# Input
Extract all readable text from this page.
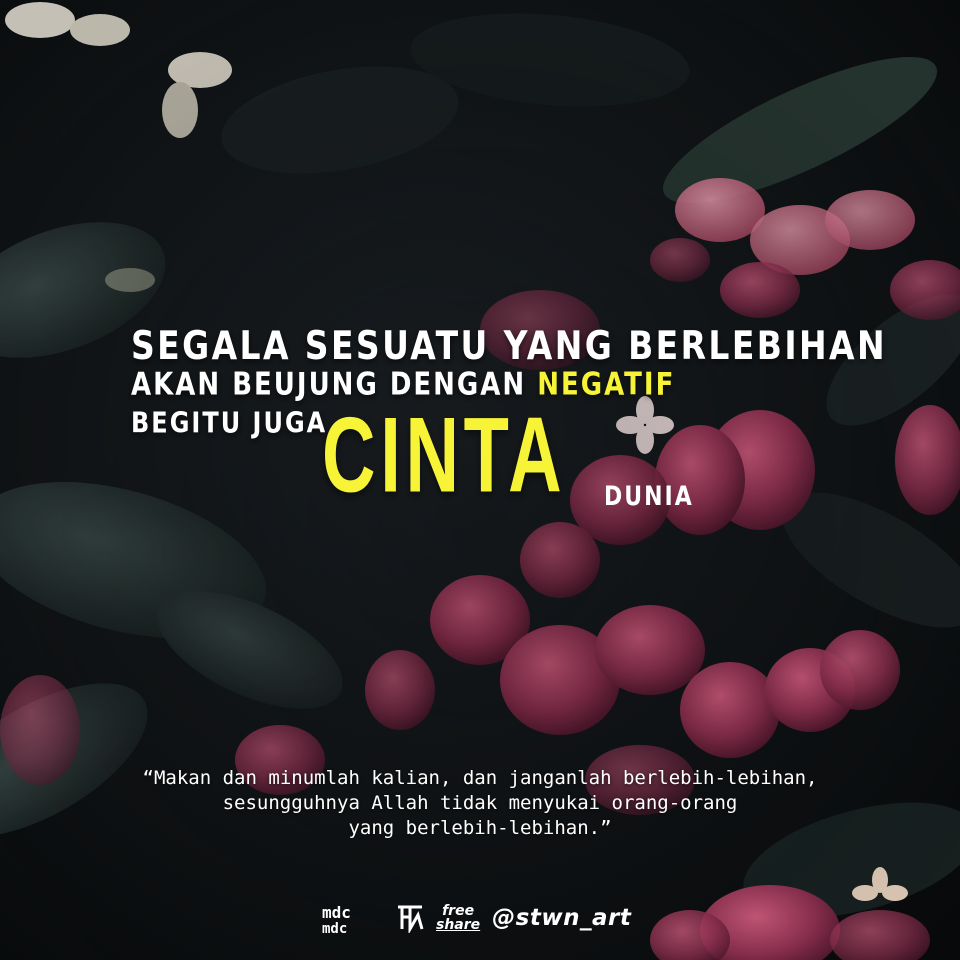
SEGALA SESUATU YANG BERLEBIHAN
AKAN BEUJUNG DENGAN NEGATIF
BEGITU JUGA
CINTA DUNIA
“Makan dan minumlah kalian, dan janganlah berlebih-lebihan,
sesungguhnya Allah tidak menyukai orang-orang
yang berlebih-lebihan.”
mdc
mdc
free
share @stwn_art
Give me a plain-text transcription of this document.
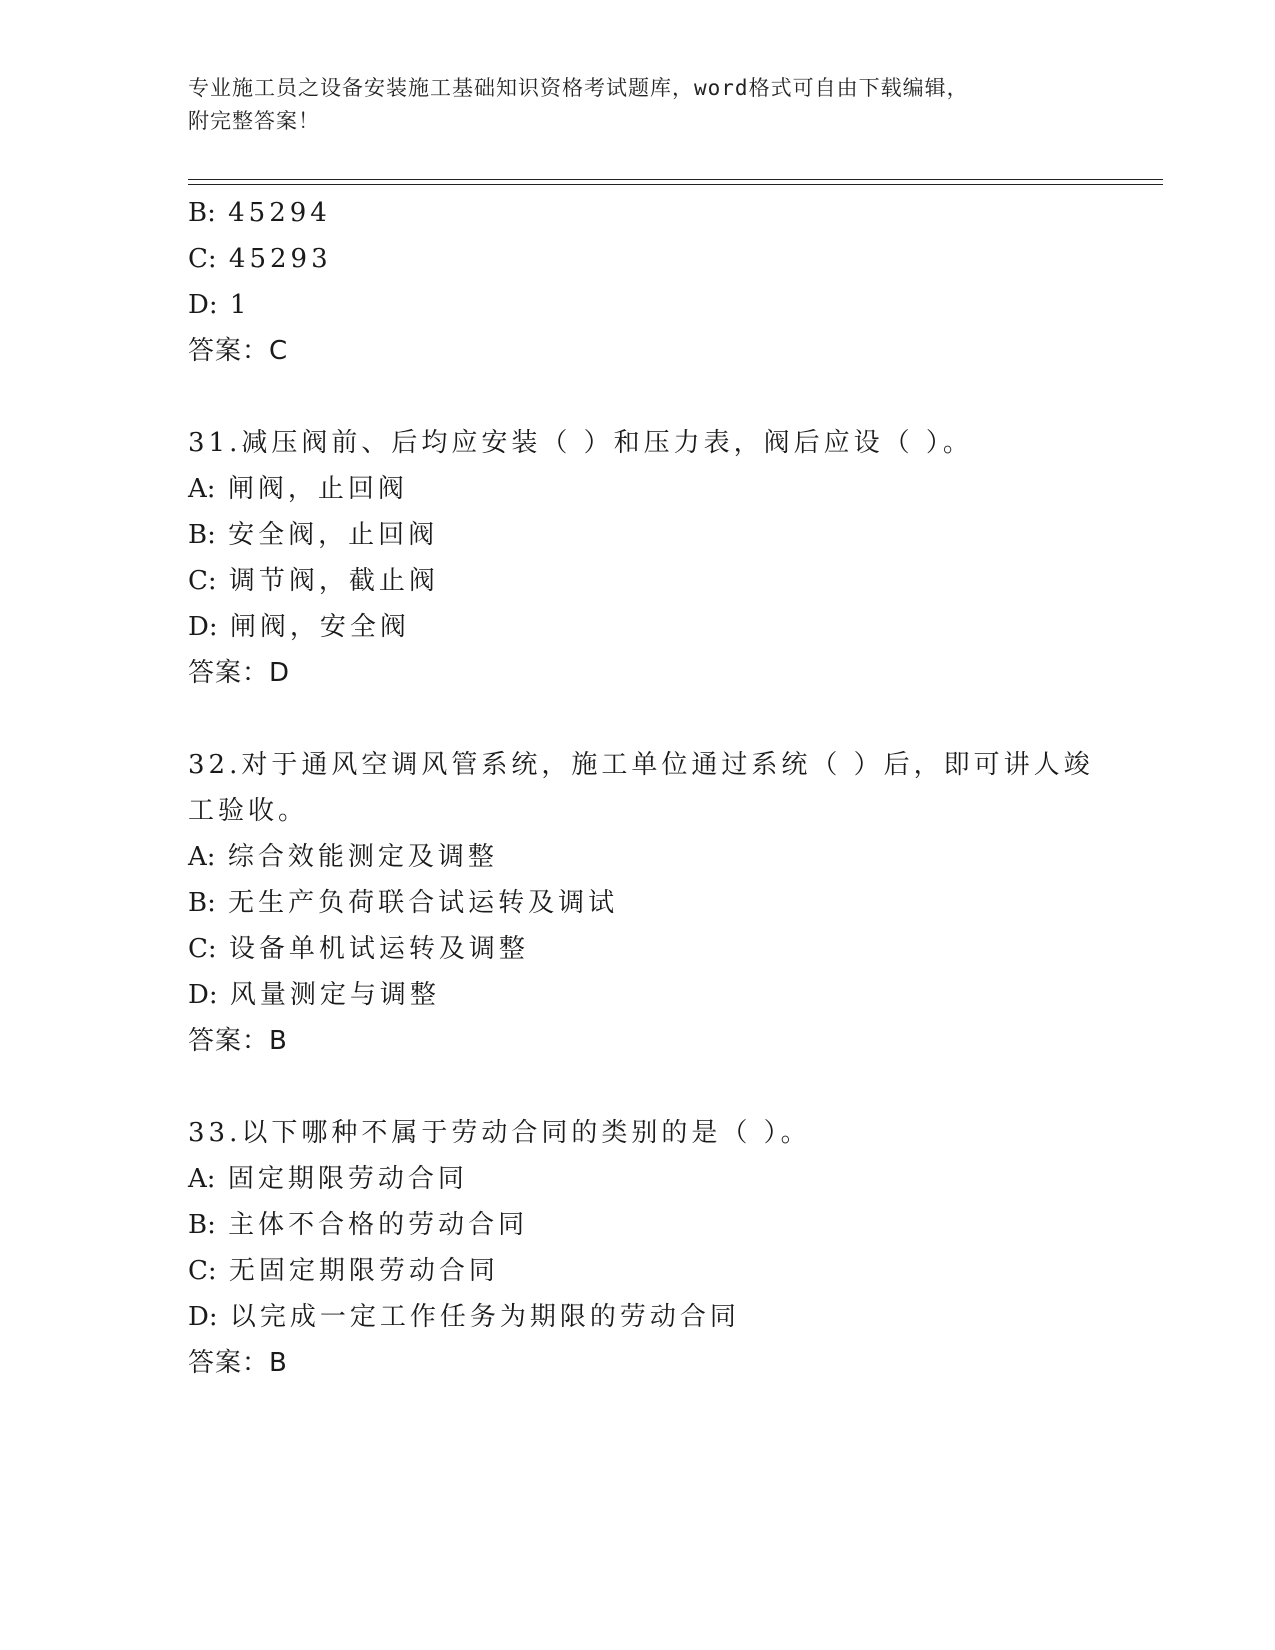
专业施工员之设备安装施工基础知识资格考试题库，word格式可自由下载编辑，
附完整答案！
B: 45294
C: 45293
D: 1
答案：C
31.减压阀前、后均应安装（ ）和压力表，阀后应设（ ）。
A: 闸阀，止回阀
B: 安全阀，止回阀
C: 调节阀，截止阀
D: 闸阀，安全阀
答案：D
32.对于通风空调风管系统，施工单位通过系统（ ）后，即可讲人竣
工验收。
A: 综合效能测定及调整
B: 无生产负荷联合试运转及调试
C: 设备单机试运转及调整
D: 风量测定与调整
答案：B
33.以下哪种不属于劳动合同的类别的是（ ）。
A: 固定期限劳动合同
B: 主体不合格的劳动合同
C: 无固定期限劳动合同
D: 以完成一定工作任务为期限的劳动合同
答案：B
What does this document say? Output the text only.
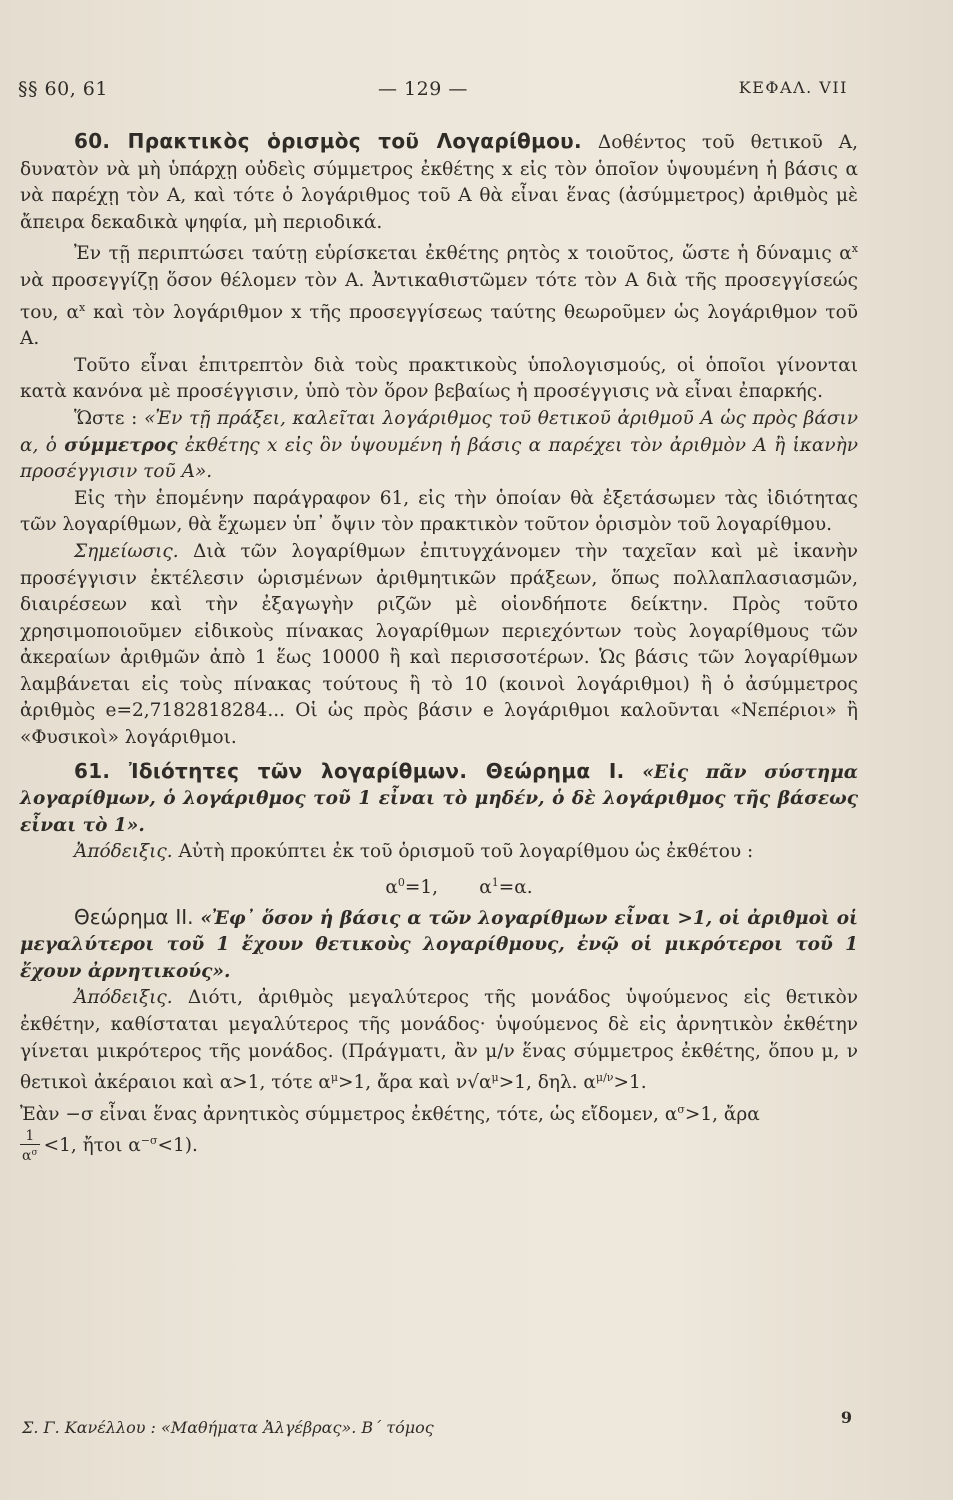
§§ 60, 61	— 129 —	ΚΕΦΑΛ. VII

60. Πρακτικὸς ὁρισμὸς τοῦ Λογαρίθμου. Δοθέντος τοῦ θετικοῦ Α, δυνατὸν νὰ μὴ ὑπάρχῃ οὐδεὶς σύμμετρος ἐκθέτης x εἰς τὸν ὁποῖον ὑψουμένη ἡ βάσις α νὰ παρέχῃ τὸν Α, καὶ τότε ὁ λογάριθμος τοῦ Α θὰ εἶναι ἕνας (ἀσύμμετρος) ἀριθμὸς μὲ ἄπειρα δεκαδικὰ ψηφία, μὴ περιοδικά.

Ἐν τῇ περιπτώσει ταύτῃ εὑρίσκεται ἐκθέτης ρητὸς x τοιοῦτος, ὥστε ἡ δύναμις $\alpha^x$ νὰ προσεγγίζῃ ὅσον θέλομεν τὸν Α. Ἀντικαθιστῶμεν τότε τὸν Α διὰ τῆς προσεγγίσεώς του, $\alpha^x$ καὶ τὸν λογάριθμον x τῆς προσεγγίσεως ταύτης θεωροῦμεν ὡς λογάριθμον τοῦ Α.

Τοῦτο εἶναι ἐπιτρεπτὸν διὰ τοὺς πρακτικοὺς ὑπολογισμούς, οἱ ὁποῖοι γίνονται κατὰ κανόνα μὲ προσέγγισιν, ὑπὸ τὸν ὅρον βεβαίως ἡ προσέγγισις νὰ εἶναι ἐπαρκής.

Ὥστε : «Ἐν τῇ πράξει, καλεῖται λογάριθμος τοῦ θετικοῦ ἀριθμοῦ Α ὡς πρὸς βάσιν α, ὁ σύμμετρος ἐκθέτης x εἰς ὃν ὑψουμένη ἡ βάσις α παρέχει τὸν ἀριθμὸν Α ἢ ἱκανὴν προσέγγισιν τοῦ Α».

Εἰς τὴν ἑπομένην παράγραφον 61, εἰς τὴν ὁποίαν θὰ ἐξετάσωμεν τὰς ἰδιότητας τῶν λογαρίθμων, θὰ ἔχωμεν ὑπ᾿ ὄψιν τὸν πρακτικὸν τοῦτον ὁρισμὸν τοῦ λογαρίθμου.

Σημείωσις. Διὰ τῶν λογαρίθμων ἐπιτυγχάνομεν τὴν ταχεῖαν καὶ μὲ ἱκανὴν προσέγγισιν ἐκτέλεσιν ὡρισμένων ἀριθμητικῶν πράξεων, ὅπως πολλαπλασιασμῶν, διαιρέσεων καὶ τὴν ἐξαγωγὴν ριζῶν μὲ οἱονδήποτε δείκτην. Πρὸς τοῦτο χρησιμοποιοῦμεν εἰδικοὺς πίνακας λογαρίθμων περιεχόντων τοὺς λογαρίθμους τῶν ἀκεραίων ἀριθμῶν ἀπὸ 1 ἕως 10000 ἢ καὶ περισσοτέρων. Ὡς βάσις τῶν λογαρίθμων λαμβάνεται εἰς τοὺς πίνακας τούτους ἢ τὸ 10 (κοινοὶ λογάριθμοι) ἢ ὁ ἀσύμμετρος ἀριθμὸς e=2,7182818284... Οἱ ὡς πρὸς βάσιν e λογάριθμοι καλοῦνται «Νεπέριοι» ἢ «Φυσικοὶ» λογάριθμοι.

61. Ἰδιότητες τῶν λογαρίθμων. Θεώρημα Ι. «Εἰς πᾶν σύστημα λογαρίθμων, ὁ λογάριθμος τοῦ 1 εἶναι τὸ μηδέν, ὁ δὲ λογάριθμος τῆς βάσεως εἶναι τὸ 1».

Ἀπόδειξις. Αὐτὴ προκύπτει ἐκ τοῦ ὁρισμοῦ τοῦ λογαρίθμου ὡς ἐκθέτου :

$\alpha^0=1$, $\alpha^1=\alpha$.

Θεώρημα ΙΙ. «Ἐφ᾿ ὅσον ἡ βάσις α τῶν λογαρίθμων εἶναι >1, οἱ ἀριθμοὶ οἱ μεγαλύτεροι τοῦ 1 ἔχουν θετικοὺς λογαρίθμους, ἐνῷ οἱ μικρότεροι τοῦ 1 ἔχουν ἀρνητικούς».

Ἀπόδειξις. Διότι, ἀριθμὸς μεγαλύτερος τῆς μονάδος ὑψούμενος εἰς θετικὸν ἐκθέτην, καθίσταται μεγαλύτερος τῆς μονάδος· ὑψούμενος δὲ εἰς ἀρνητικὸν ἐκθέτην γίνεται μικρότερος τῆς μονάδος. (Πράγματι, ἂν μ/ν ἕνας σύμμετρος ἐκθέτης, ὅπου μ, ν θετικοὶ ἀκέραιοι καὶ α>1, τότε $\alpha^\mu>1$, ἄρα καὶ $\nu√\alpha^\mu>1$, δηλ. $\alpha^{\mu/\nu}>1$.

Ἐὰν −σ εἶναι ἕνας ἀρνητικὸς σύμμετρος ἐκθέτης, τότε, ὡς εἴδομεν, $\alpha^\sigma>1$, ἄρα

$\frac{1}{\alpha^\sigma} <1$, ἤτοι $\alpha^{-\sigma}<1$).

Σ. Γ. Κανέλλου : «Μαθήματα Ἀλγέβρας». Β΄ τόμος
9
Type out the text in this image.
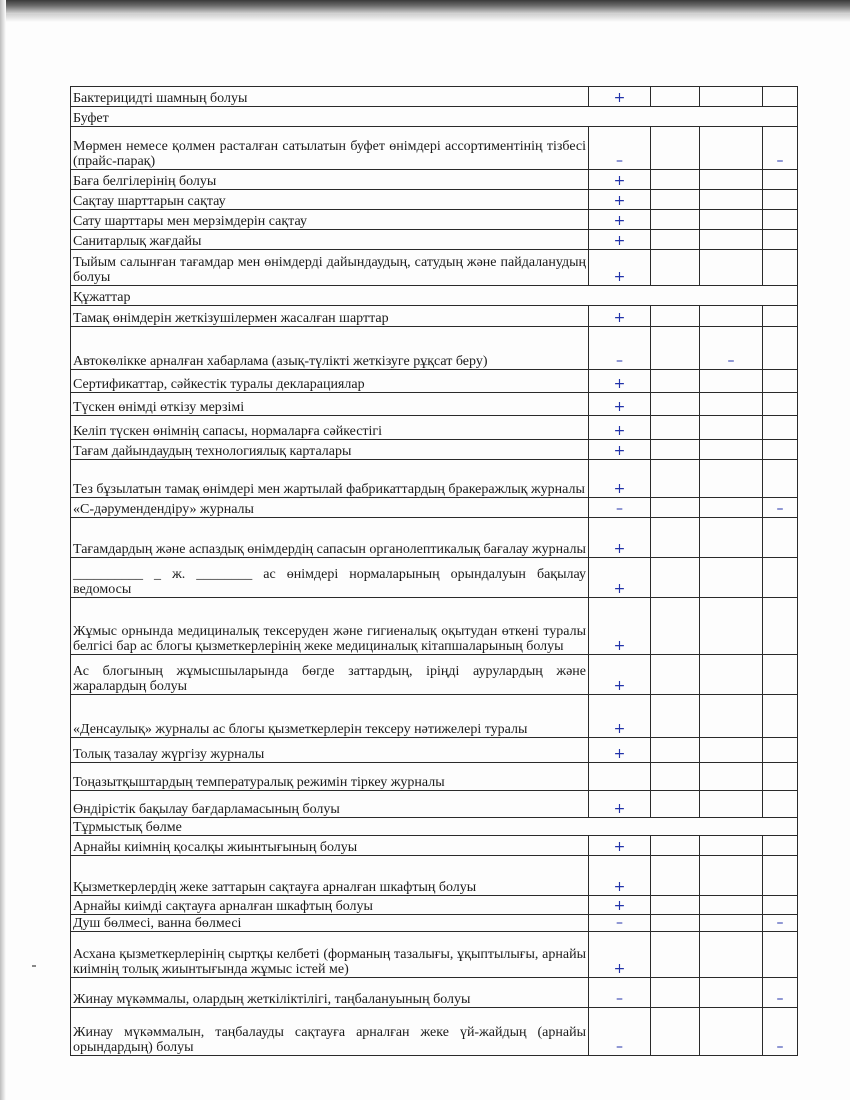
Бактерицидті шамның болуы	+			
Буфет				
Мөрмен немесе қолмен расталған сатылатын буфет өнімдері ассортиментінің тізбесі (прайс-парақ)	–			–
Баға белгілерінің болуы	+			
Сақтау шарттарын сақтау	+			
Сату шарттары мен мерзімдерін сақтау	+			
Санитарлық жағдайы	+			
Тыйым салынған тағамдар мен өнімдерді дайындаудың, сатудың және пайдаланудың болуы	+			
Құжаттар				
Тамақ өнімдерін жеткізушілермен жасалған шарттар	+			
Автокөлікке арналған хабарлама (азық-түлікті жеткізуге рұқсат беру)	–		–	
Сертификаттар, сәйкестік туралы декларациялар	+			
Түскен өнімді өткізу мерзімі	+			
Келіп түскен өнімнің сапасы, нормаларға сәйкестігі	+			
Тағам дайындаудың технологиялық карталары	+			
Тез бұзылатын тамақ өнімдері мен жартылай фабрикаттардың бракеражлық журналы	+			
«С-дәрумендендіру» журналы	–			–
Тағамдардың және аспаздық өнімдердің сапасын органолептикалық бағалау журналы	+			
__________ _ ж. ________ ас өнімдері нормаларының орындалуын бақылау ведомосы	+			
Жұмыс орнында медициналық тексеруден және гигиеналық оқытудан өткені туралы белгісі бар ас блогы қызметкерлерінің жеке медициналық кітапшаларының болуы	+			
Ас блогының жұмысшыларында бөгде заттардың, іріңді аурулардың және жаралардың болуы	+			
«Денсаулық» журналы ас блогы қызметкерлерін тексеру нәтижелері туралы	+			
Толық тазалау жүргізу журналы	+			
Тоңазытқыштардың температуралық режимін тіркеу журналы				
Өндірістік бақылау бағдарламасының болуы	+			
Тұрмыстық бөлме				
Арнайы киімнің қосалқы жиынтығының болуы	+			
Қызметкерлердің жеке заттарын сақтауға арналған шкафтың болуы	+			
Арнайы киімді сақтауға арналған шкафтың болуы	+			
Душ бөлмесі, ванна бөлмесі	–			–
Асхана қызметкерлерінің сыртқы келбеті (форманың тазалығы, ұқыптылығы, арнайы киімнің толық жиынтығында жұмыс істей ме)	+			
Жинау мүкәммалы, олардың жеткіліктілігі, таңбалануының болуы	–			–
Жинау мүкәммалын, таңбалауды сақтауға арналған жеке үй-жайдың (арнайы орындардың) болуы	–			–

# To do
Look through the entries and return every line where "document" appears.

# The solution
Give me a plain-text transcription of this document.
What does this document say? Output the text only.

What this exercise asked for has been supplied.